▸ **Stated task**
Look through the records below and collect all lines that hold the string "title".

Dataset records
☆ ☆ ☆ ☆ ☆

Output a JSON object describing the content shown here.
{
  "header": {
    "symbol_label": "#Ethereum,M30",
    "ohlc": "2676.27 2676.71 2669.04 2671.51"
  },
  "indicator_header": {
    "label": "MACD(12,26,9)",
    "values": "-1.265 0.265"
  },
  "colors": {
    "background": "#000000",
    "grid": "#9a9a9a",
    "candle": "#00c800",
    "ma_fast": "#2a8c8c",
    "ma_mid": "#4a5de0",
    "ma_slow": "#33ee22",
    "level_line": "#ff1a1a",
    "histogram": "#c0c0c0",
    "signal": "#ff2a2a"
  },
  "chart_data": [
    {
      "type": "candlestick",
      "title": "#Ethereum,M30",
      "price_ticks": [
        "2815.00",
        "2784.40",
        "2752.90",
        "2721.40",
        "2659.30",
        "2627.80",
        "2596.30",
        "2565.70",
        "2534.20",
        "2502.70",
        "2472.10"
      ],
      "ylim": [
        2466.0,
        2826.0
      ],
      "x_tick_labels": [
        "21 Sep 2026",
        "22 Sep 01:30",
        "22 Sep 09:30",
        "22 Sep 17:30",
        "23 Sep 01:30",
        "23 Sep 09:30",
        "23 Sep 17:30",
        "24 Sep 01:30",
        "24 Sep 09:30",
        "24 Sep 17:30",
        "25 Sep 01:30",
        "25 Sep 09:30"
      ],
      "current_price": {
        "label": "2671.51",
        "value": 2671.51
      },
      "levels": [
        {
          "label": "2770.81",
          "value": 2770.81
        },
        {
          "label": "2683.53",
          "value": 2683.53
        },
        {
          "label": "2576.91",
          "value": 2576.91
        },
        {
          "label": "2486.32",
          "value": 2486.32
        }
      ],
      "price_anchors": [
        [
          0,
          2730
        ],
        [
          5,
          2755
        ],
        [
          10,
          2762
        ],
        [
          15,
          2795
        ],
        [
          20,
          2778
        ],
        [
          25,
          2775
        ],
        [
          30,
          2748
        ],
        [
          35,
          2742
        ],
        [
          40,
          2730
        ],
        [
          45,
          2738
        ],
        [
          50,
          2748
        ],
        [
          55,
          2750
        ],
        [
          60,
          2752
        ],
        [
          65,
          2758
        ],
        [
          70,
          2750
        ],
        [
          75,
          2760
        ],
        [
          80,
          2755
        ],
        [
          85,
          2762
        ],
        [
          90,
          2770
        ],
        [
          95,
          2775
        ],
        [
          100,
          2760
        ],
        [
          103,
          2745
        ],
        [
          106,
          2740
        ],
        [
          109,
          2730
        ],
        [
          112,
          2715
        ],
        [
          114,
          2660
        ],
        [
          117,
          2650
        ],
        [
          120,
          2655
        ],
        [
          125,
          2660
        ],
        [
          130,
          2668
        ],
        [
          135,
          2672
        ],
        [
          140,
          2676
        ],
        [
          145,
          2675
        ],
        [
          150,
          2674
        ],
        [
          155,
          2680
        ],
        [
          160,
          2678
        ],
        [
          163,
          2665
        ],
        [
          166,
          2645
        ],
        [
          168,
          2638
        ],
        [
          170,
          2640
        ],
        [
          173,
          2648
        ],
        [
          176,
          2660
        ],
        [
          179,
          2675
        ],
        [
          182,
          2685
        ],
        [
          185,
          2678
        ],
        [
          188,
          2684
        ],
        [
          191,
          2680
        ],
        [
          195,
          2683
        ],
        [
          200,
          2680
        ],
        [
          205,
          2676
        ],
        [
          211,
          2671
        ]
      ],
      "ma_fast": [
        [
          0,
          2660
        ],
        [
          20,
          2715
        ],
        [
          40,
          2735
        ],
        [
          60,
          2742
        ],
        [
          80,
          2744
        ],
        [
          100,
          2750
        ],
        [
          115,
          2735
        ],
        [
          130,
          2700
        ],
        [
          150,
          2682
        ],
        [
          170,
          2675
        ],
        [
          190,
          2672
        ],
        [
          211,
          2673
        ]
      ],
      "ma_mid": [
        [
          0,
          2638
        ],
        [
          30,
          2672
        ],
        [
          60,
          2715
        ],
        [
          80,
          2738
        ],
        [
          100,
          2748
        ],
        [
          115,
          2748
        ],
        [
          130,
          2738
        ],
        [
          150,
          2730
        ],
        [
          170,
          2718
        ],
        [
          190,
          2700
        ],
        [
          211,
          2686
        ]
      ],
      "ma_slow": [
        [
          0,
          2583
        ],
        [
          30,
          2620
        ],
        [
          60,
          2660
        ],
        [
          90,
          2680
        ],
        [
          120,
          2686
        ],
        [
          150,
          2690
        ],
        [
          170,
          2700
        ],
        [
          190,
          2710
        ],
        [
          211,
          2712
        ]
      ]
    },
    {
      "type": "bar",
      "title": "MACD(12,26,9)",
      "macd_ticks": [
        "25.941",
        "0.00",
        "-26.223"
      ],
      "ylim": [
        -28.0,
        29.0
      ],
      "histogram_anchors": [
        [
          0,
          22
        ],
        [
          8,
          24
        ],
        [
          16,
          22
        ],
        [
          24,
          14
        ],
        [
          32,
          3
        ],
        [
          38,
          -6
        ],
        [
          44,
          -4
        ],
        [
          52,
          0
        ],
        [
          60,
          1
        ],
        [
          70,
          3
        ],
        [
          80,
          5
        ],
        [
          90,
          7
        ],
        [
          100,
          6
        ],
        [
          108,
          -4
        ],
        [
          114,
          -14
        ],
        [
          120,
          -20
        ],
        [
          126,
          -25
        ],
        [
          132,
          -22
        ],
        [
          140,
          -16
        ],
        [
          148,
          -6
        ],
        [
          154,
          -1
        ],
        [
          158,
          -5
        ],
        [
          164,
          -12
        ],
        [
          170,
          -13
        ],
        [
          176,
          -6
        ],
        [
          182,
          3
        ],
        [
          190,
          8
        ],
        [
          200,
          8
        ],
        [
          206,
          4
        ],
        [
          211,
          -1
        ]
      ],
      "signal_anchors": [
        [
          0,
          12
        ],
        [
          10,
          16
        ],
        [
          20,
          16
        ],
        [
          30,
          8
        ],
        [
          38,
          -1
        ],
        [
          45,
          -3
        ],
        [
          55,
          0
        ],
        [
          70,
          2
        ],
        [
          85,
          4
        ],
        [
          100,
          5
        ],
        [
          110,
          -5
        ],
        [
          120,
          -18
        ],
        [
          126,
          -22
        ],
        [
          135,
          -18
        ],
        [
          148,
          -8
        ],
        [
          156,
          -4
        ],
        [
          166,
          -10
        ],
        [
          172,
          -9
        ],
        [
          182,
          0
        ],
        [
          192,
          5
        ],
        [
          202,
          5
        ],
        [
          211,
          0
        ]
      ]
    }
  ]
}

☆ ☆ ☆ ☆ ☆

▸ **Response for this exercise**
      "title": "#Ethereum,M30",
      "title": "MACD(12,26,9)",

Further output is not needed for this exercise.